>>>

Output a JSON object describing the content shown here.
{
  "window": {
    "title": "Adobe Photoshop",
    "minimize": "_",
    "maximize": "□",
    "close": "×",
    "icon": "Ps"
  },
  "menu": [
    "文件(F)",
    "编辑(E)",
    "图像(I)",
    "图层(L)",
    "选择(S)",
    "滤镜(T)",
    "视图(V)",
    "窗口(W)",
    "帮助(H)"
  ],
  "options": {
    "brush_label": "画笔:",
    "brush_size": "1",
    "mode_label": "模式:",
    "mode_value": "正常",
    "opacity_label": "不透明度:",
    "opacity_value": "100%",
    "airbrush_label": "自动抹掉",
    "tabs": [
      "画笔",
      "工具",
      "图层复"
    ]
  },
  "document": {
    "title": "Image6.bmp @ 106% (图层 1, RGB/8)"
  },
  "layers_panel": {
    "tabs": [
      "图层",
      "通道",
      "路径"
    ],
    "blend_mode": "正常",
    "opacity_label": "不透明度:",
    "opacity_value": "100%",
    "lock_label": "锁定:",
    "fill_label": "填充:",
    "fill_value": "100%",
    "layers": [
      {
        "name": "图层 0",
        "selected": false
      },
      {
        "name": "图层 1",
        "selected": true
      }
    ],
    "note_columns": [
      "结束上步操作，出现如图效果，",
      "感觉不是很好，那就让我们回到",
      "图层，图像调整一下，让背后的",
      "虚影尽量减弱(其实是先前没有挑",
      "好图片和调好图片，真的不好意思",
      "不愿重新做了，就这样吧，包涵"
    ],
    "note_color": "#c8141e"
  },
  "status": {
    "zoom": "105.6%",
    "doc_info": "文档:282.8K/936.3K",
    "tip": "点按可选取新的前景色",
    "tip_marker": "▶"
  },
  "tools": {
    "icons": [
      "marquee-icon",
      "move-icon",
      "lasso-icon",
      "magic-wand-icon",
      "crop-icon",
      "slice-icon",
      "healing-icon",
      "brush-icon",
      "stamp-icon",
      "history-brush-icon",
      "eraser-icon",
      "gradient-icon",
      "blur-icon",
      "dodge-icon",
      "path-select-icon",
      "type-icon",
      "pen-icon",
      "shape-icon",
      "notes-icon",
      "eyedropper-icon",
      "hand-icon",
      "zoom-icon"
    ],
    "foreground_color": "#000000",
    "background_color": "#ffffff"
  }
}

<<<

* Description of the task
Write out the full listing exactly as given.

* Response
Output a JSON object describing the content shown here.
{
  "window": {
    "title": "Adobe Photoshop",
    "minimize": "_",
    "maximize": "□",
    "close": "×",
    "icon": "Ps"
  },
  "menu": [
    "文件(F)",
    "编辑(E)",
    "图像(I)",
    "图层(L)",
    "选择(S)",
    "滤镜(T)",
    "视图(V)",
    "窗口(W)",
    "帮助(H)"
  ],
  "options": {
    "brush_label": "画笔:",
    "brush_size": "1",
    "mode_label": "模式:",
    "mode_value": "正常",
    "opacity_label": "不透明度:",
    "opacity_value": "100%",
    "airbrush_label": "自动抹掉",
    "tabs": [
      "画笔",
      "工具",
      "图层复"
    ]
  },
  "document": {
    "title": "Image6.bmp @ 106% (图层 1, RGB/8)"
  },
  "layers_panel": {
    "tabs": [
      "图层",
      "通道",
      "路径"
    ],
    "blend_mode": "正常",
    "opacity_label": "不透明度:",
    "opacity_value": "100%",
    "lock_label": "锁定:",
    "fill_label": "填充:",
    "fill_value": "100%",
    "layers": [
      {
        "name": "图层 0",
        "selected": false
      },
      {
        "name": "图层 1",
        "selected": true
      }
    ],
    "note_columns": [
      "结束上步操作，出现如图效果，",
      "感觉不是很好，那就让我们回到",
      "图层，图像调整一下，让背后的",
      "虚影尽量减弱(其实是先前没有挑",
      "好图片和调好图片，真的不好意思",
      "不愿重新做了，就这样吧，包涵"
    ],
    "note_color": "#c8141e"
  },
  "status": {
    "zoom": "105.6%",
    "doc_info": "文档:282.8K/936.3K",
    "tip": "点按可选取新的前景色",
    "tip_marker": "▶"
  },
  "tools": {
    "icons": [
      "marquee-icon",
      "move-icon",
      "lasso-icon",
      "magic-wand-icon",
      "crop-icon",
      "slice-icon",
      "healing-icon",
      "brush-icon",
      "stamp-icon",
      "history-brush-icon",
      "eraser-icon",
      "gradient-icon",
      "blur-icon",
      "dodge-icon",
      "path-select-icon",
      "type-icon",
      "pen-icon",
      "shape-icon",
      "notes-icon",
      "eyedropper-icon",
      "hand-icon",
      "zoom-icon"
    ],
    "foreground_color": "#000000",
    "background_color": "#ffffff"
  }
}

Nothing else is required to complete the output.